• **EXERCISE TASK 1**
Transcribe the stretch of the article on Kosovo's new embassy in Canada from "After using its" through "Canadian federal election.".
• **EXERCISE TASK 2**
Restate word for word the figure part listings from their first line through the line containing "The graphite packing rings 134 is".

• **EXTRACT PROVIDED**
┄┄┄┄┄┄

Its new chargé d’affaires, Lulzim Hiseni, arrived in Ottawa in late August. He found a house in the upscale Ottawa neighbourhood The Glebe, started meeting with Canadian government officials and members of the foreign diplomatic corps, and got to work finding a proper space to house an embassy.
His hope is to have it officially launch in time for Feb. 17, the anniversary of the date Kosovo declared independence from Serbia in 2008. He said in a Sept. 28 interview that he expects another diplomat to join him in 2016, and more staff once the embassy is established.
Canada recognized the breakaway Balkan entity as a state about a month after it split from Serbia. Canada followed the lead of Western allies including the United States, United Kingdom and France, though Serbia recalled its ambassador temporarily in protest.
Other world powers including China and Russia have never recognized the independence of Kosovo.
Serbia has long considered Kosovo’s declaration of independence unilateral and refuses to recognize Kosovo as sovereign. In the last few years, though, the two sides, which both aspire to European Union membership, have started to normalize relations, with the EU’s help.
Kosovo is mostly made up of ethnic Albanians, with a minority Serb population.
Canada and Kosovo have been getting closer diplomatically, with Kosovo’s first ambassador to Canada accredited in the fall of 2012 and based in Washington. The first official visit of a foreign minister of Kosovo to Canada took place the next year, and resulted in a meeting with both Canada’s minister and minister of state for foreign affairs.
Canada is represented diplomatically in Kosovo through its recently-appointed ambassador in Croatia, Daniel Maksymiuk.
Amid the breakup of Yugoslavia, Canada took part in a NATO bombing campaign in the late 1990s that helped drive Serbian forces from the Kosovo region.
Mr. Hiseni praised Canada for its support over the years, including welcoming thousands of refugees during the conflict.
After using its limited human resources to start with embassies in places like Washington and Paris, Kosovo is now moving to shore up its presence in Canada to reinforce its solid ties with the country, he said.
The two started talks toward a foreign investment promotion and protection agreement in 2014. Mr. Hiseni said he hopes to reach a deal in the months after the ongoing Canadian federal election.
There’s Canadian interest in Kosovo’s mining and energy sector, he said.
Kosovo is interested in boosting co-operation in other areas of Canadian expertise as well, he said, including education and health.
On a recognition quest
Given that there are more than 170 heads of diplomatic missions accredited to Canada, it gives him the chance to lobby countries represented here to recognize Kosovo as a state and include it in international organizations.

┄┄┄┄┄┄

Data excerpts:
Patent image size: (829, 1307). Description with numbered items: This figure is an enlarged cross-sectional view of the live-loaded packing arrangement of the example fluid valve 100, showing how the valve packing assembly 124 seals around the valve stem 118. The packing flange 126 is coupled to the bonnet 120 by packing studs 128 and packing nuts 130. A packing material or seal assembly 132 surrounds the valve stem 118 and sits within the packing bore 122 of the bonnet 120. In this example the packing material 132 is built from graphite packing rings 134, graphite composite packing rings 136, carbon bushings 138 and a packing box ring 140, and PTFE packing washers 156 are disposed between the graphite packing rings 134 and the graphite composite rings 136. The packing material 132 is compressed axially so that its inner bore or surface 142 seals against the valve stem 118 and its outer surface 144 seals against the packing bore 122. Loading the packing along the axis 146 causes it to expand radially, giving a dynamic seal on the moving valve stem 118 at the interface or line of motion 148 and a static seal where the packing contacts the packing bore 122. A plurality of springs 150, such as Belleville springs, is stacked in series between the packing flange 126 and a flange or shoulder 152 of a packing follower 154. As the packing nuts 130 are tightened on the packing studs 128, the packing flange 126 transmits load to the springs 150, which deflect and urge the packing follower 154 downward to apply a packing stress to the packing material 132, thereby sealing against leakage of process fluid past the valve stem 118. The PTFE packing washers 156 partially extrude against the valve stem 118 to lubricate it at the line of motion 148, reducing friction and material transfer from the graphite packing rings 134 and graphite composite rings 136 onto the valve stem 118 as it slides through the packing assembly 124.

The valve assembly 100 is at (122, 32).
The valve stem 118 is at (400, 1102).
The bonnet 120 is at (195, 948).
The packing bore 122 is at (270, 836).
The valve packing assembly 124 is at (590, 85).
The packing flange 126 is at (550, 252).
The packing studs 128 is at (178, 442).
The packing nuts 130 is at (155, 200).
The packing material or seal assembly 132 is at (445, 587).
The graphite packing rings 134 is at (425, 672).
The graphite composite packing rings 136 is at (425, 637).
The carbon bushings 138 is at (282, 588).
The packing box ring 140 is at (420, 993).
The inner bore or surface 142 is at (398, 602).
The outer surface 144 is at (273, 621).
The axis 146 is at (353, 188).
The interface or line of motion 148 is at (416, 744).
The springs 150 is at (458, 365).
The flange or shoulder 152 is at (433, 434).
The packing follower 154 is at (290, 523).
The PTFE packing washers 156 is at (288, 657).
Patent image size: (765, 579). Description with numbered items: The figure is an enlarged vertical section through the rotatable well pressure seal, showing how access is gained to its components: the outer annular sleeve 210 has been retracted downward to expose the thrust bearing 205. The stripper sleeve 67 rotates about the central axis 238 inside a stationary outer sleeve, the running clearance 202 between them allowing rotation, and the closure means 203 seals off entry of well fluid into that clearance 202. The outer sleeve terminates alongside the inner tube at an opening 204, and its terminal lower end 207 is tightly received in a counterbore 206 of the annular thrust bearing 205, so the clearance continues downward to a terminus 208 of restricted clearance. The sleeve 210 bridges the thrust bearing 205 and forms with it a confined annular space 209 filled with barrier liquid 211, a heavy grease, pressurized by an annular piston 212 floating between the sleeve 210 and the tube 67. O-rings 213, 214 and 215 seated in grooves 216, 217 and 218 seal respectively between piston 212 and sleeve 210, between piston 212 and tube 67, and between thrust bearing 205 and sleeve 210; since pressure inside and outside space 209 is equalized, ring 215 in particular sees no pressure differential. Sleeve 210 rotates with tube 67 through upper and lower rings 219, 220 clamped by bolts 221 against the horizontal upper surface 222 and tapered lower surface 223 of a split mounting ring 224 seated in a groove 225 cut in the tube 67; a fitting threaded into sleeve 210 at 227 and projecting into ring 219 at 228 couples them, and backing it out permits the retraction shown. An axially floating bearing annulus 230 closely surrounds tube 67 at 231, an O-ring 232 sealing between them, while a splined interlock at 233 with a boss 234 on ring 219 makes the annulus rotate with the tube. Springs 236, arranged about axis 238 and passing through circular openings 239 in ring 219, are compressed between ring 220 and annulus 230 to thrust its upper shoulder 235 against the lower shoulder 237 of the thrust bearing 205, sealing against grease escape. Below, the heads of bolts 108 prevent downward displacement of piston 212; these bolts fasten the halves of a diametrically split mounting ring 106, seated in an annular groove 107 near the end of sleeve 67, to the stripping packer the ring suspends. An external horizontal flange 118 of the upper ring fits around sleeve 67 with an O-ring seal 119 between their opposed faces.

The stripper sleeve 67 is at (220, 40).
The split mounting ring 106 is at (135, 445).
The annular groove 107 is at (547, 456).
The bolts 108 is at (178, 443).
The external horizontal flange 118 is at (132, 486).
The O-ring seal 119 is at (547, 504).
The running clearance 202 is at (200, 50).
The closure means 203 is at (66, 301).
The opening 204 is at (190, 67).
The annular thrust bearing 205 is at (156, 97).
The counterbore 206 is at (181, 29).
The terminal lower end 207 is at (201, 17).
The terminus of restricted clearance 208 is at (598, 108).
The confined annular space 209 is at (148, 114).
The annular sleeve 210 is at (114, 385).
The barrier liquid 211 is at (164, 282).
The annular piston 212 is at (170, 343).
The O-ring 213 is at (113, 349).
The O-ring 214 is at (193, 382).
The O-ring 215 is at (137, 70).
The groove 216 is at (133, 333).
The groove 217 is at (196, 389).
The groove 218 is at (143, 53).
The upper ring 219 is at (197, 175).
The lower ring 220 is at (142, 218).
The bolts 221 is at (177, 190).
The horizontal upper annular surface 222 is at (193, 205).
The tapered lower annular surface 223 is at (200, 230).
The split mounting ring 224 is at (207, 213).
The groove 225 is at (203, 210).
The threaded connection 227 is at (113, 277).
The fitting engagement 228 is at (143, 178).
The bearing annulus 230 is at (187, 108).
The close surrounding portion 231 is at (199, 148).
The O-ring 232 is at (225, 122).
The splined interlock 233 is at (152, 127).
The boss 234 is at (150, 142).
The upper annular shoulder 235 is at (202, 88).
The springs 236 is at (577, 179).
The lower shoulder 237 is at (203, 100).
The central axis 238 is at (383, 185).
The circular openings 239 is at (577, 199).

┄┄┄┄┄┄

• **FINAL ANSWER 1**
After using its limited human resources to start with embassies in places like Washington and Paris, Kosovo is now moving to shore up its presence in Canada to reinforce its solid ties with the country, he said.
The two started talks toward a foreign investment promotion and protection agreement in 2014. Mr. Hiseni said he hopes to reach a deal in the months after the ongoing Canadian federal election.

• **FINAL ANSWER 2**
Patent image size: (829, 1307). Description with numbered items: This figure is an enlarged cross-sectional view of the live-loaded packing arrangement of the example fluid valve 100, showing how the valve packing assembly 124 seals around the valve stem 118. The packing flange 126 is coupled to the bonnet 120 by packing studs 128 and packing nuts 130. A packing material or seal assembly 132 surrounds the valve stem 118 and sits within the packing bore 122 of the bonnet 120. In this example the packing material 132 is built from graphite packing rings 134, graphite composite packing rings 136, carbon bushings 138 and a packing box ring 140, and PTFE packing washers 156 are disposed between the graphite packing rings 134 and the graphite composite rings 136. The packing material 132 is compressed axially so that its inner bore or surface 142 seals against the valve stem 118 and its outer surface 144 seals against the packing bore 122. Loading the packing along the axis 146 causes it to expand radially, giving a dynamic seal on the moving valve stem 118 at the interface or line of motion 148 and a static seal where the packing contacts the packing bore 122. A plurality of springs 150, such as Belleville springs, is stacked in series between the packing flange 126 and a flange or shoulder 152 of a packing follower 154. As the packing nuts 130 are tightened on the packing studs 128, the packing flange 126 transmits load to the springs 150, which deflect and urge the packing follower 154 downward to apply a packing stress to the packing material 132, thereby sealing against leakage of process fluid past the valve stem 118. The PTFE packing washers 156 partially extrude against the valve stem 118 to lubricate it at the line of motion 148, reducing friction and material transfer from the graphite packing rings 134 and graphite composite rings 136 onto the valve stem 118 as it slides through the packing assembly 124.

The valve assembly 100 is at (122, 32).
The valve stem 118 is at (400, 1102).
The bonnet 120 is at (195, 948).
The packing bore 122 is at (270, 836).
The valve packing assembly 124 is at (590, 85).
The packing flange 126 is at (550, 252).
The packing studs 128 is at (178, 442).
The packing nuts 130 is at (155, 200).
The packing material or seal assembly 132 is at (445, 587).
The graphite packing rings 134 is at (425, 672).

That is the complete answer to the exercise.